● What to do: Restate all the material verbatim, except for the pictures.

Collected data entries
■ ■ ■ ■

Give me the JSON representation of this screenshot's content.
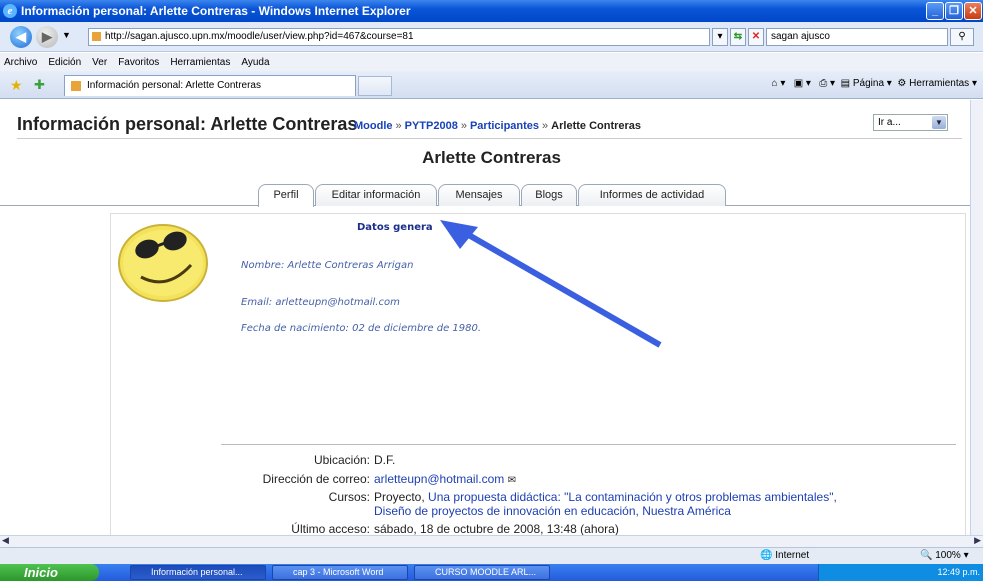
{
  "window": {
    "title": "Información personal: Arlette Contreras - Windows Internet Explorer",
    "url": "http://sagan.ajusco.upn.mx/moodle/user/view.php?id=467&course=81",
    "search_value": "sagan ajusco",
    "menu": [
      "Archivo",
      "Edición",
      "Ver",
      "Favoritos",
      "Herramientas",
      "Ayuda"
    ],
    "tab_title": "Información personal: Arlette Contreras",
    "cmd_page": "Página",
    "cmd_tools": "Herramientas"
  },
  "page": {
    "heading": "Información personal: Arlette Contreras",
    "breadcrumb": [
      {
        "label": "Moodle"
      },
      {
        "label": "PYTP2008"
      },
      {
        "label": "Participantes"
      },
      {
        "label": "Arlette Contreras"
      }
    ],
    "breadcrumb_sep": "»",
    "jump_label": "Ir a...",
    "user_name": "Arlette Contreras",
    "tabs": [
      "Perfil",
      "Editar información",
      "Mensajes",
      "Blogs",
      "Informes de actividad"
    ],
    "selected_tab": "Perfil",
    "section_title": "Datos genera",
    "nombre_label": "Nombre:",
    "nombre_value": "Arlette Contreras Arrigan",
    "email_label": "Email:",
    "email_value": "arletteupn@hotmail.com",
    "fecha_label": "Fecha de nacimiento:",
    "fecha_value": "02 de diciembre de 1980.",
    "ubicacion_label": "Ubicación:",
    "ubicacion_value": "D.F.",
    "correo_label": "Dirección de correo:",
    "correo_value": "arletteupn@hotmail.com",
    "cursos_label": "Cursos:",
    "cursos_plain": "Proyecto,",
    "cursos_link1": "Una propuesta didáctica: \"La contaminación y otros problemas ambientales\",",
    "cursos_link2": "Diseño de proyectos de innovación en educación",
    "cursos_sep": ",",
    "cursos_link3": "Nuestra América",
    "acceso_label": "Último acceso:",
    "acceso_value": "sábado, 18 de octubre de 2008, 13:48  (ahora)"
  },
  "status": {
    "zone": "Internet",
    "zoom": "100%"
  },
  "taskbar": {
    "start": "Inicio",
    "tasks": [
      "Información personal...",
      "cap 3 - Microsoft Word",
      "CURSO MOODLE ARL..."
    ],
    "clock": "12:49 p.m."
  },
  "colors": {
    "titlebar": "#0a55d8",
    "link": "#1d3fb2",
    "arrow": "#3a5fe0"
  }
}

■ ■ ■ ■

● Solved exercise:
Give me the JSON representation of this screenshot's content.
{
  "window": {
    "title": "Información personal: Arlette Contreras - Windows Internet Explorer",
    "url": "http://sagan.ajusco.upn.mx/moodle/user/view.php?id=467&course=81",
    "search_value": "sagan ajusco",
    "menu": [
      "Archivo",
      "Edición",
      "Ver",
      "Favoritos",
      "Herramientas",
      "Ayuda"
    ],
    "tab_title": "Información personal: Arlette Contreras",
    "cmd_page": "Página",
    "cmd_tools": "Herramientas"
  },
  "page": {
    "heading": "Información personal: Arlette Contreras",
    "breadcrumb": [
      {
        "label": "Moodle"
      },
      {
        "label": "PYTP2008"
      },
      {
        "label": "Participantes"
      },
      {
        "label": "Arlette Contreras"
      }
    ],
    "breadcrumb_sep": "»",
    "jump_label": "Ir a...",
    "user_name": "Arlette Contreras",
    "tabs": [
      "Perfil",
      "Editar información",
      "Mensajes",
      "Blogs",
      "Informes de actividad"
    ],
    "selected_tab": "Perfil",
    "section_title": "Datos genera",
    "nombre_label": "Nombre:",
    "nombre_value": "Arlette Contreras Arrigan",
    "email_label": "Email:",
    "email_value": "arletteupn@hotmail.com",
    "fecha_label": "Fecha de nacimiento:",
    "fecha_value": "02 de diciembre de 1980.",
    "ubicacion_label": "Ubicación:",
    "ubicacion_value": "D.F.",
    "correo_label": "Dirección de correo:",
    "correo_value": "arletteupn@hotmail.com",
    "cursos_label": "Cursos:",
    "cursos_plain": "Proyecto,",
    "cursos_link1": "Una propuesta didáctica: \"La contaminación y otros problemas ambientales\",",
    "cursos_link2": "Diseño de proyectos de innovación en educación",
    "cursos_sep": ",",
    "cursos_link3": "Nuestra América",
    "acceso_label": "Último acceso:",
    "acceso_value": "sábado, 18 de octubre de 2008, 13:48  (ahora)"
  },
  "status": {
    "zone": "Internet",
    "zoom": "100%"
  },
  "taskbar": {
    "start": "Inicio",
    "tasks": [
      "Información personal...",
      "cap 3 - Microsoft Word",
      "CURSO MOODLE ARL..."
    ],
    "clock": "12:49 p.m."
  },
  "colors": {
    "titlebar": "#0a55d8",
    "link": "#1d3fb2",
    "arrow": "#3a5fe0"
  }
}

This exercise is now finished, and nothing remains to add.